» **EXERCISE AIM**
Reproduce all of the data exactly, with no line skipped.

**** RECORD EXCERPTS ****

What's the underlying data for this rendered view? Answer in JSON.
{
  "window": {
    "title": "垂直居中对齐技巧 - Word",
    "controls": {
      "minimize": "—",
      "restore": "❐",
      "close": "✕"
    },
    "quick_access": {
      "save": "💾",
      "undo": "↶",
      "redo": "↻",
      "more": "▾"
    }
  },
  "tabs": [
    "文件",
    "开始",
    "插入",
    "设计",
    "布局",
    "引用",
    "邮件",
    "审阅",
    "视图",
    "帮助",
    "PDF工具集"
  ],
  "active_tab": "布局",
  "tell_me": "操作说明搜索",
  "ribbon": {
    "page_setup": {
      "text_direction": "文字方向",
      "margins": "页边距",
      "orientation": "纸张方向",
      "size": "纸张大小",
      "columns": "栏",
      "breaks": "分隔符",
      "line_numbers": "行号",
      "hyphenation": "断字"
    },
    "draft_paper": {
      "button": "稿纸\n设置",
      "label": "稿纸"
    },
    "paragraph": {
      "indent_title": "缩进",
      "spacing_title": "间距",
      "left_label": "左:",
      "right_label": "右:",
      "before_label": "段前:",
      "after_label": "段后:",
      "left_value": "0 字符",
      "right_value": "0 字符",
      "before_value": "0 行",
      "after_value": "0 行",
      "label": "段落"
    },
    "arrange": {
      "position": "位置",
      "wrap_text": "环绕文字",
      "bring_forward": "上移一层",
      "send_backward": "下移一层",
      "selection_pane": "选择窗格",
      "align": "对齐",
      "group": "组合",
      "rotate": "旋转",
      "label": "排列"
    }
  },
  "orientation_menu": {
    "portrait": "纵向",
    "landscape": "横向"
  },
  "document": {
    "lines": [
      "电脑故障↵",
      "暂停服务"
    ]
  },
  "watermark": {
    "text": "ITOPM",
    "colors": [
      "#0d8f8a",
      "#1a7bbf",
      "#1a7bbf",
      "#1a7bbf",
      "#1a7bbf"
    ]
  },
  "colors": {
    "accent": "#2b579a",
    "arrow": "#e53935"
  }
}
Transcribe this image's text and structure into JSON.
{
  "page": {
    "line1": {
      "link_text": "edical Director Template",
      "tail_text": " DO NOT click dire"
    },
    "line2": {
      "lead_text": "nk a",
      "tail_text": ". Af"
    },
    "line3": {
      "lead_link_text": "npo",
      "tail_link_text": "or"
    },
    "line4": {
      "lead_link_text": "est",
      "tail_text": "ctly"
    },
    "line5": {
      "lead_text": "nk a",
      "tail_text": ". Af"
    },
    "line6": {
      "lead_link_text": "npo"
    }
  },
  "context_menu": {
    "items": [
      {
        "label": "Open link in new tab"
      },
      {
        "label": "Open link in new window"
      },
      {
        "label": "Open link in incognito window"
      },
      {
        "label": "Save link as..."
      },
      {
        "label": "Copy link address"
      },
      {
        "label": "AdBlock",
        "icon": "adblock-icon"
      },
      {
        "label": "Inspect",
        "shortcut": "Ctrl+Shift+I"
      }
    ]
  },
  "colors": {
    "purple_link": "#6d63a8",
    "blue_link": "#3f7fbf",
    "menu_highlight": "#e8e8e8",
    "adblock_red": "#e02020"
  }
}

****

» **FINAL ANSWER**
What's the underlying data for this rendered view? Answer in JSON.
{
  "window": {
    "title": "垂直居中对齐技巧 - Word",
    "controls": {
      "minimize": "—",
      "restore": "❐",
      "close": "✕"
    },
    "quick_access": {
      "save": "💾",
      "undo": "↶",
      "redo": "↻",
      "more": "▾"
    }
  },
  "tabs": [
    "文件",
    "开始",
    "插入",
    "设计",
    "布局",
    "引用",
    "邮件",
    "审阅",
    "视图",
    "帮助",
    "PDF工具集"
  ],
  "active_tab": "布局",
  "tell_me": "操作说明搜索",
  "ribbon": {
    "page_setup": {
      "text_direction": "文字方向",
      "margins": "页边距",
      "orientation": "纸张方向",
      "size": "纸张大小",
      "columns": "栏",
      "breaks": "分隔符",
      "line_numbers": "行号",
      "hyphenation": "断字"
    },
    "draft_paper": {
      "button": "稿纸\n设置",
      "label": "稿纸"
    },
    "paragraph": {
      "indent_title": "缩进",
      "spacing_title": "间距",
      "left_label": "左:",
      "right_label": "右:",
      "before_label": "段前:",
      "after_label": "段后:",
      "left_value": "0 字符",
      "right_value": "0 字符",
      "before_value": "0 行",
      "after_value": "0 行",
      "label": "段落"
    },
    "arrange": {
      "position": "位置",
      "wrap_text": "环绕文字",
      "bring_forward": "上移一层",
      "send_backward": "下移一层",
      "selection_pane": "选择窗格",
      "align": "对齐",
      "group": "组合",
      "rotate": "旋转",
      "label": "排列"
    }
  },
  "orientation_menu": {
    "portrait": "纵向",
    "landscape": "横向"
  },
  "document": {
    "lines": [
      "电脑故障↵",
      "暂停服务"
    ]
  },
  "watermark": {
    "text": "ITOPM",
    "colors": [
      "#0d8f8a",
      "#1a7bbf",
      "#1a7bbf",
      "#1a7bbf",
      "#1a7bbf"
    ]
  },
  "colors": {
    "accent": "#2b579a",
    "arrow": "#e53935"
  }
}
Transcribe this image's text and structure into JSON.
{
  "page": {
    "line1": {
      "link_text": "edical Director Template",
      "tail_text": " DO NOT click dire"
    },
    "line2": {
      "lead_text": "nk a",
      "tail_text": ". Af"
    },
    "line3": {
      "lead_link_text": "npo",
      "tail_link_text": "or"
    },
    "line4": {
      "lead_link_text": "est",
      "tail_text": "ctly"
    },
    "line5": {
      "lead_text": "nk a",
      "tail_text": ". Af"
    },
    "line6": {
      "lead_link_text": "npo"
    }
  },
  "context_menu": {
    "items": [
      {
        "label": "Open link in new tab"
      },
      {
        "label": "Open link in new window"
      },
      {
        "label": "Open link in incognito window"
      },
      {
        "label": "Save link as..."
      },
      {
        "label": "Copy link address"
      },
      {
        "label": "AdBlock",
        "icon": "adblock-icon"
      },
      {
        "label": "Inspect",
        "shortcut": "Ctrl+Shift+I"
      }
    ]
  },
  "colors": {
    "purple_link": "#6d63a8",
    "blue_link": "#3f7fbf",
    "menu_highlight": "#e8e8e8",
    "adblock_red": "#e02020"
  }
}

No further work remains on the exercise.